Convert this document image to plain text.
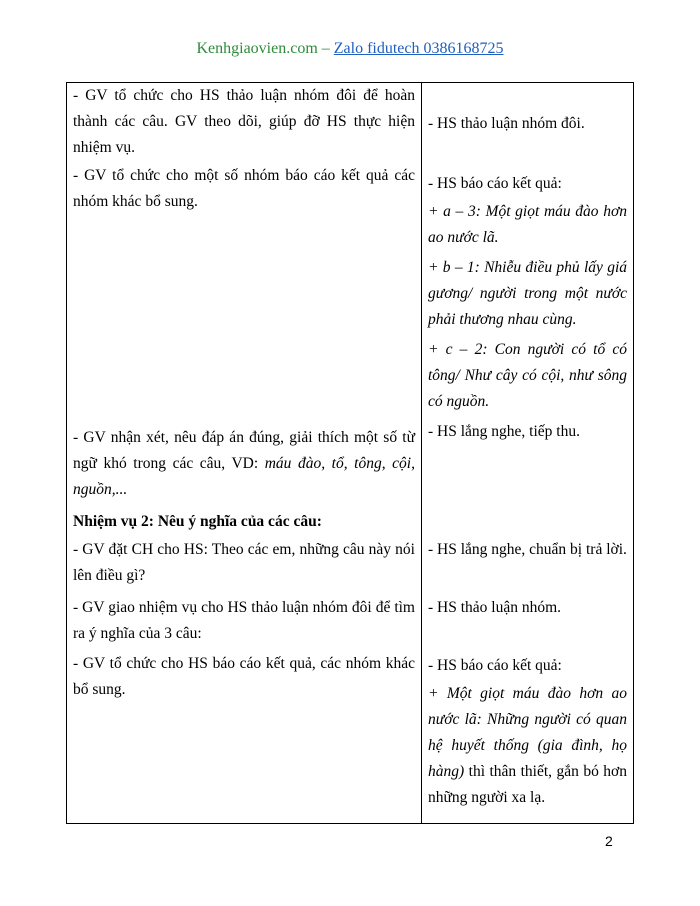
Kenhgiaovien.com – Zalo fidutech 0386168725
- GV tổ chức cho HS thảo luận nhóm đôi để hoàn thành các câu. GV theo dõi, giúp đỡ HS thực hiện nhiệm vụ.
- GV tổ chức cho một số nhóm báo cáo kết quả các nhóm khác bổ sung.
- GV nhận xét, nêu đáp án đúng, giải thích một số từ ngữ khó trong các câu, VD: máu đào, tổ, tông, cội, nguồn,...
Nhiệm vụ 2: Nêu ý nghĩa của các câu:
- GV đặt CH cho HS: Theo các em, những câu này nói lên điều gì?
- GV giao nhiệm vụ cho HS thảo luận nhóm đôi để tìm ra ý nghĩa của 3 câu:
- GV tổ chức cho HS báo cáo kết quả, các nhóm khác bổ sung.
- HS thảo luận nhóm đôi.
- HS báo cáo kết quả:
+ a – 3: Một giọt máu đào hơn ao nước lã.
+ b – 1: Nhiễu điều phủ lấy giá gương/ người trong một nước phải thương nhau cùng.
+ c – 2: Con người có tổ có tông/ Như cây có cội, như sông có nguồn.
- HS lắng nghe, tiếp thu.
- HS lắng nghe, chuẩn bị trả lời.
- HS thảo luận nhóm.
- HS báo cáo kết quả:
+ Một giọt máu đào hơn ao nước lã: Những người có quan hệ huyết thống (gia đình, họ hàng) thì thân thiết, gắn bó hơn những người xa lạ.
2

________________

• Your instructions:
Extract every line of the data exactly; pictures stay out.

• Result of the exercise:
Convert this document image to plain text.
Kenhgiaovien.com – Zalo fidutech 0386168725
- GV tổ chức cho HS thảo luận nhóm đôi để hoàn thành các câu. GV theo dõi, giúp đỡ HS thực hiện nhiệm vụ.
- GV tổ chức cho một số nhóm báo cáo kết quả các nhóm khác bổ sung.
- GV nhận xét, nêu đáp án đúng, giải thích một số từ ngữ khó trong các câu, VD: máu đào, tổ, tông, cội, nguồn,...
Nhiệm vụ 2: Nêu ý nghĩa của các câu:
- GV đặt CH cho HS: Theo các em, những câu này nói lên điều gì?
- GV giao nhiệm vụ cho HS thảo luận nhóm đôi để tìm ra ý nghĩa của 3 câu:
- GV tổ chức cho HS báo cáo kết quả, các nhóm khác bổ sung.
- HS thảo luận nhóm đôi.
- HS báo cáo kết quả:
+ a – 3: Một giọt máu đào hơn ao nước lã.
+ b – 1: Nhiễu điều phủ lấy giá gương/ người trong một nước phải thương nhau cùng.
+ c – 2: Con người có tổ có tông/ Như cây có cội, như sông có nguồn.
- HS lắng nghe, tiếp thu.
- HS lắng nghe, chuẩn bị trả lời.
- HS thảo luận nhóm.
- HS báo cáo kết quả:
+ Một giọt máu đào hơn ao nước lã: Những người có quan hệ huyết thống (gia đình, họ hàng) thì thân thiết, gắn bó hơn những người xa lạ.
2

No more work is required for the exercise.